→ **Listed records**:
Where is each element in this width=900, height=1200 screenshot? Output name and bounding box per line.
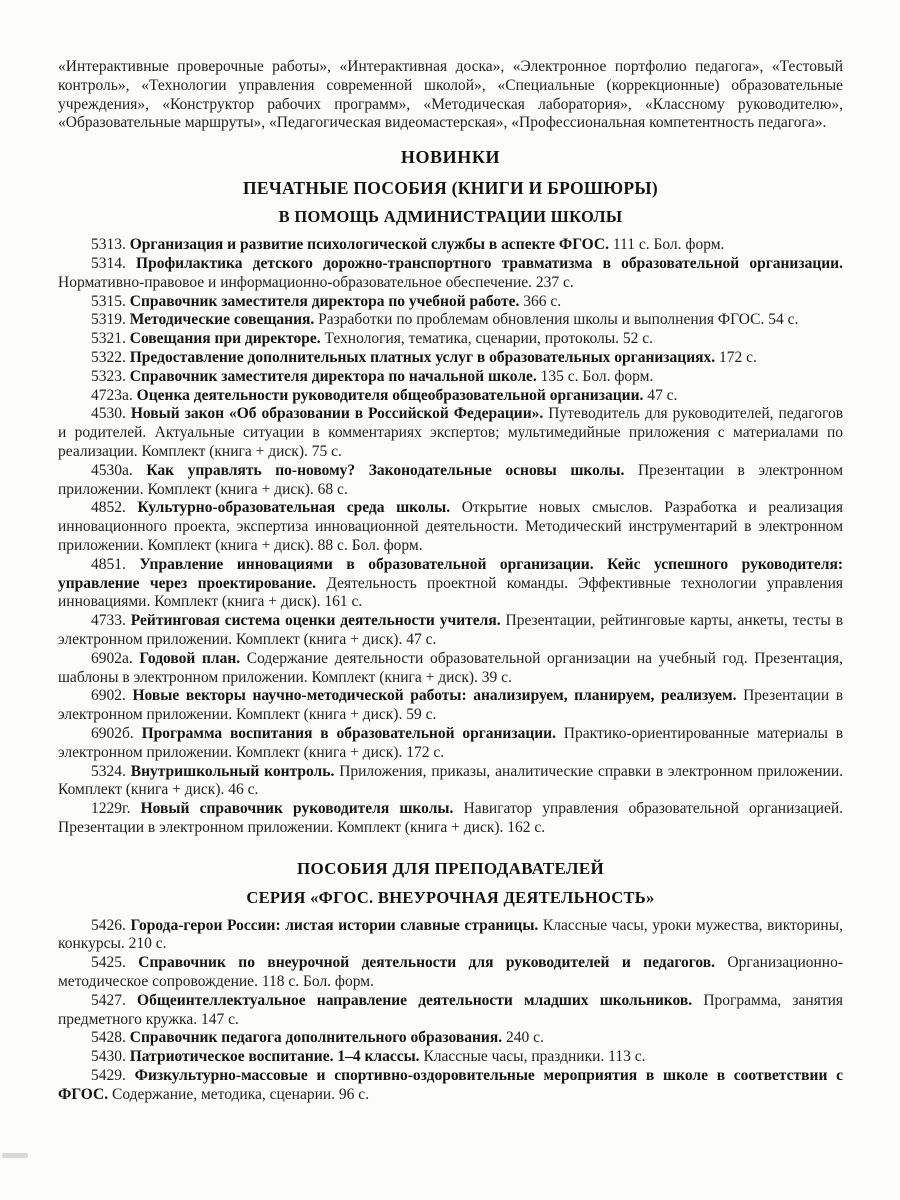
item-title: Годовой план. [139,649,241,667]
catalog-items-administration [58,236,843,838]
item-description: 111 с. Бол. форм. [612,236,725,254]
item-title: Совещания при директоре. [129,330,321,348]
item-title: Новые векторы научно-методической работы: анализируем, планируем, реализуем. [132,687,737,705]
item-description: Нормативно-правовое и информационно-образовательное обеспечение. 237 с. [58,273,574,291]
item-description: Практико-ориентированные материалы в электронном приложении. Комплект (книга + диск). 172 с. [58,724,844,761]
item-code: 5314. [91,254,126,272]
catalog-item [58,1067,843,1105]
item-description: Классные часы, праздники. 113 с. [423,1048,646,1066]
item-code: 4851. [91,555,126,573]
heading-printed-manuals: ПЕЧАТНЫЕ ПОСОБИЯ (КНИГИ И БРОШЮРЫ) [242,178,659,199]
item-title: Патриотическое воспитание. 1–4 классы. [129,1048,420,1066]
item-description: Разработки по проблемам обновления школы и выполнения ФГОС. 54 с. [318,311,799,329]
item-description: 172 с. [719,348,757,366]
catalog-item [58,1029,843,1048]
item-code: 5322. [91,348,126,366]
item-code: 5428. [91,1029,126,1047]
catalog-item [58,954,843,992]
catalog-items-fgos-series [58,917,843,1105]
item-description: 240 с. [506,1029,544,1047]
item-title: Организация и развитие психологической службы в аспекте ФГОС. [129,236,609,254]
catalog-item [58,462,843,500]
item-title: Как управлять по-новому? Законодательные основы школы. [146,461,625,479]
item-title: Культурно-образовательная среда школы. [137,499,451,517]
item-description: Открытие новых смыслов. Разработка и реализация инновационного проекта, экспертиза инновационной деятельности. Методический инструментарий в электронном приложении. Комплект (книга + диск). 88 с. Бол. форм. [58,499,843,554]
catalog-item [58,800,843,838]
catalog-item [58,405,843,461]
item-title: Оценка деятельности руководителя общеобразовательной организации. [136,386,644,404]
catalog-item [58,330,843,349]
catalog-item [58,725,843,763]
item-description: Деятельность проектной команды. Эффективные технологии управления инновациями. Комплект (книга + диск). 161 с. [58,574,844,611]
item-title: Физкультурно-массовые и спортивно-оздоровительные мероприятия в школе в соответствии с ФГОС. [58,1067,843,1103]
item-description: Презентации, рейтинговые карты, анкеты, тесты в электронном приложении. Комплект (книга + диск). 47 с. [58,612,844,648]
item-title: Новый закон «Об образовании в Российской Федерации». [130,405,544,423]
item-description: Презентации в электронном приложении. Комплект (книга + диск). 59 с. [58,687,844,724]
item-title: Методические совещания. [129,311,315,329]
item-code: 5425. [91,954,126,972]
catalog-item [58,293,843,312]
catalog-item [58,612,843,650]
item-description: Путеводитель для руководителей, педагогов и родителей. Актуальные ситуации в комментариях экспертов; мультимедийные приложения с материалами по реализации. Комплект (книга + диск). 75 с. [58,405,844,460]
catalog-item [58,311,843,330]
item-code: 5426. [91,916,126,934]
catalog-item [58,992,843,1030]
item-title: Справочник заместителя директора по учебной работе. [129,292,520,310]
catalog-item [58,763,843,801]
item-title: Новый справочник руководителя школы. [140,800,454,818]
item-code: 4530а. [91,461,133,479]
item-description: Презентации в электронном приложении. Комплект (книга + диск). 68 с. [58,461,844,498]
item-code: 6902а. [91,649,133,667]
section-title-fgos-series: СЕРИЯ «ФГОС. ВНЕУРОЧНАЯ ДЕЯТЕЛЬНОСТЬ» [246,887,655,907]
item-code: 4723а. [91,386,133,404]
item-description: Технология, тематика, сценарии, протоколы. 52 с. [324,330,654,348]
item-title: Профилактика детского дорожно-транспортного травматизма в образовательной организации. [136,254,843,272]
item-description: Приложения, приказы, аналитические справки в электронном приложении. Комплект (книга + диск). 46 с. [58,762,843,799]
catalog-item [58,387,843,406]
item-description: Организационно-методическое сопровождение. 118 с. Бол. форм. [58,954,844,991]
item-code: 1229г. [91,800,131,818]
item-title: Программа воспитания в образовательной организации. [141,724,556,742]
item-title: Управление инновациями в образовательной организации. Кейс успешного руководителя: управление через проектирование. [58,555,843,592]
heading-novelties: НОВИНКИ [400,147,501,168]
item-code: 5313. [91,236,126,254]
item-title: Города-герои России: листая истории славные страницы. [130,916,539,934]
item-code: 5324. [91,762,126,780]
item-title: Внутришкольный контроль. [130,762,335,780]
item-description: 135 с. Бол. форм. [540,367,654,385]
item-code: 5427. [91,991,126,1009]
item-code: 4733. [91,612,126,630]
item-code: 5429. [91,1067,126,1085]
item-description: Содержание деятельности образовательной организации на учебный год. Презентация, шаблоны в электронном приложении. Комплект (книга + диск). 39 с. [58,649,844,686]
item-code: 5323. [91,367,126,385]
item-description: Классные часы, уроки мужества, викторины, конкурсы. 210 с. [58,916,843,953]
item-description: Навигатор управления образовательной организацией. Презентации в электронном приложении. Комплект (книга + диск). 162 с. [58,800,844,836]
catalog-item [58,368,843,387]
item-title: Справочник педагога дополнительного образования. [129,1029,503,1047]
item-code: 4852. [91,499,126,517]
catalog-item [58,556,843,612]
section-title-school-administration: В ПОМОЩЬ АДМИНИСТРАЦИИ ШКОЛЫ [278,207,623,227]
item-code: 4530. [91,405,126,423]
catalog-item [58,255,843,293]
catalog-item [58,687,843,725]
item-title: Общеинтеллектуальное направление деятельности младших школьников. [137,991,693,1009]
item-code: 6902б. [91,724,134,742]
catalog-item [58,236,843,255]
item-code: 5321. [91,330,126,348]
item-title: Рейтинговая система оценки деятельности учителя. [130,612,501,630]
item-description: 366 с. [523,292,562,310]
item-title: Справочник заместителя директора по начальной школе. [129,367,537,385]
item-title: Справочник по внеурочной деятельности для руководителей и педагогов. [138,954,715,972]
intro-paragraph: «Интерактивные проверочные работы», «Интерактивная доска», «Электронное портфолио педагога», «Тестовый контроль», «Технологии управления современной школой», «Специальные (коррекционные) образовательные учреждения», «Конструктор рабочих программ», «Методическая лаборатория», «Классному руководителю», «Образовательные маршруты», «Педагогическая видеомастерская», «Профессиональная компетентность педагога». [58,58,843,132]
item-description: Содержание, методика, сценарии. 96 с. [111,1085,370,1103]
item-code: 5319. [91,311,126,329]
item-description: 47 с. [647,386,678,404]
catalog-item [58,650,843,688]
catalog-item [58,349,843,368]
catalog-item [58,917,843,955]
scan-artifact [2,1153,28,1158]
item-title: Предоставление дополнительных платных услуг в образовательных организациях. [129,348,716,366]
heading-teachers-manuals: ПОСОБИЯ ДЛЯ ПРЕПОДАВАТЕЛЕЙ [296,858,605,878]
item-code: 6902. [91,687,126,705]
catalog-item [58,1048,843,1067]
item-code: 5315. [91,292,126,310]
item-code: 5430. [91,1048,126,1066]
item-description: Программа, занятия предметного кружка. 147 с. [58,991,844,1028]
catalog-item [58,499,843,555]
...
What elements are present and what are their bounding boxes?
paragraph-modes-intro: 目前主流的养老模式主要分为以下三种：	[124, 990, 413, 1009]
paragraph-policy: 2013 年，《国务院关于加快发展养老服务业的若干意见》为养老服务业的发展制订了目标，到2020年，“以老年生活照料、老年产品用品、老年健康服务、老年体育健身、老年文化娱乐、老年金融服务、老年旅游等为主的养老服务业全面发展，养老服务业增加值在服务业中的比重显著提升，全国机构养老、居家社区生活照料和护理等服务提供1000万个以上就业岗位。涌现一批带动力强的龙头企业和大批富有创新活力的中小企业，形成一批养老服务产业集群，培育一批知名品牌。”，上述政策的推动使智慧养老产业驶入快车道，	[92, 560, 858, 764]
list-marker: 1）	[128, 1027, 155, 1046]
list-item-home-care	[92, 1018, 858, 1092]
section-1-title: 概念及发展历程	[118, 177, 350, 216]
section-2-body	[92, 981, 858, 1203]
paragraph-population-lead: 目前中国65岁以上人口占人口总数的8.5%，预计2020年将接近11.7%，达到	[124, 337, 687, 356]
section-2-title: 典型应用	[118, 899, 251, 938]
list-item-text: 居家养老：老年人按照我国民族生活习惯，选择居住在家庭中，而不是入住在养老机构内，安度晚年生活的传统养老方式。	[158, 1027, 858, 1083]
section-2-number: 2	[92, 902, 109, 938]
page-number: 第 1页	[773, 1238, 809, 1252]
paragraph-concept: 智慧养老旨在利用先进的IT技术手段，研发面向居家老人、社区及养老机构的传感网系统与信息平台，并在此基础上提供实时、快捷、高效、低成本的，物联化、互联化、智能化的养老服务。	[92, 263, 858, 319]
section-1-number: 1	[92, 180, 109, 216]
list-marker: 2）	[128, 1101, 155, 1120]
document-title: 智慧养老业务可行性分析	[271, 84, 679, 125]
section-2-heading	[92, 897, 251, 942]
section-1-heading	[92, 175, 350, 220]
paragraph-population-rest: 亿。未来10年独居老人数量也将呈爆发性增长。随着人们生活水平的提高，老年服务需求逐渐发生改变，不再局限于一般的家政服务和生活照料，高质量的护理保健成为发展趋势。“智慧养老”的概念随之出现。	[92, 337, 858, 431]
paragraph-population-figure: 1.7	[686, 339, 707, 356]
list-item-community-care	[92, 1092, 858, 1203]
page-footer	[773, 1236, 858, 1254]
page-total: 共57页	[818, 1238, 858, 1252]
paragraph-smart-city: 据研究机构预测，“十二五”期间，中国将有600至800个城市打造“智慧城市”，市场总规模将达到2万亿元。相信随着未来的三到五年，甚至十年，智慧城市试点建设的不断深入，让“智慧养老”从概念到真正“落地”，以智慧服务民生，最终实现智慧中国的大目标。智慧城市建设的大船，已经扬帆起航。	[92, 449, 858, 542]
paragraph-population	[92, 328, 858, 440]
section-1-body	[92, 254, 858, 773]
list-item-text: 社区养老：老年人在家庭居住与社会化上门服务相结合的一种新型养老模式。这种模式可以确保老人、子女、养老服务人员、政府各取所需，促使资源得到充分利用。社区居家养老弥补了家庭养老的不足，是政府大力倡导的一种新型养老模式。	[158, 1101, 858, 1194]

→ **Exercise directions**: Retype the stretch from the line containing "What elements are" through the line containing "180, 109, 216]" without any changes, including both of those lines.

→ **Answer to the exercise**:
What elements are present and what are their bounding boxes?
paragraph-modes-intro: 目前主流的养老模式主要分为以下三种：	[124, 990, 413, 1009]
paragraph-policy: 2013 年，《国务院关于加快发展养老服务业的若干意见》为养老服务业的发展制订了目标，到2020年，“以老年生活照料、老年产品用品、老年健康服务、老年体育健身、老年文化娱乐、老年金融服务、老年旅游等为主的养老服务业全面发展，养老服务业增加值在服务业中的比重显著提升，全国机构养老、居家社区生活照料和护理等服务提供1000万个以上就业岗位。涌现一批带动力强的龙头企业和大批富有创新活力的中小企业，形成一批养老服务产业集群，培育一批知名品牌。”，上述政策的推动使智慧养老产业驶入快车道，	[92, 560, 858, 764]
list-marker: 1）	[128, 1027, 155, 1046]
list-item-home-care	[92, 1018, 858, 1092]
section-1-title: 概念及发展历程	[118, 177, 350, 216]
section-2-body	[92, 981, 858, 1203]
paragraph-population-lead: 目前中国65岁以上人口占人口总数的8.5%，预计2020年将接近11.7%，达到	[124, 337, 687, 356]
section-2-title: 典型应用	[118, 899, 251, 938]
list-item-text: 居家养老：老年人按照我国民族生活习惯，选择居住在家庭中，而不是入住在养老机构内，安度晚年生活的传统养老方式。	[158, 1027, 858, 1083]
section-2-number: 2	[92, 902, 109, 938]
page-number: 第 1页	[773, 1238, 809, 1252]
paragraph-concept: 智慧养老旨在利用先进的IT技术手段，研发面向居家老人、社区及养老机构的传感网系统与信息平台，并在此基础上提供实时、快捷、高效、低成本的，物联化、互联化、智能化的养老服务。	[92, 263, 858, 319]
section-1-number: 1	[92, 180, 109, 216]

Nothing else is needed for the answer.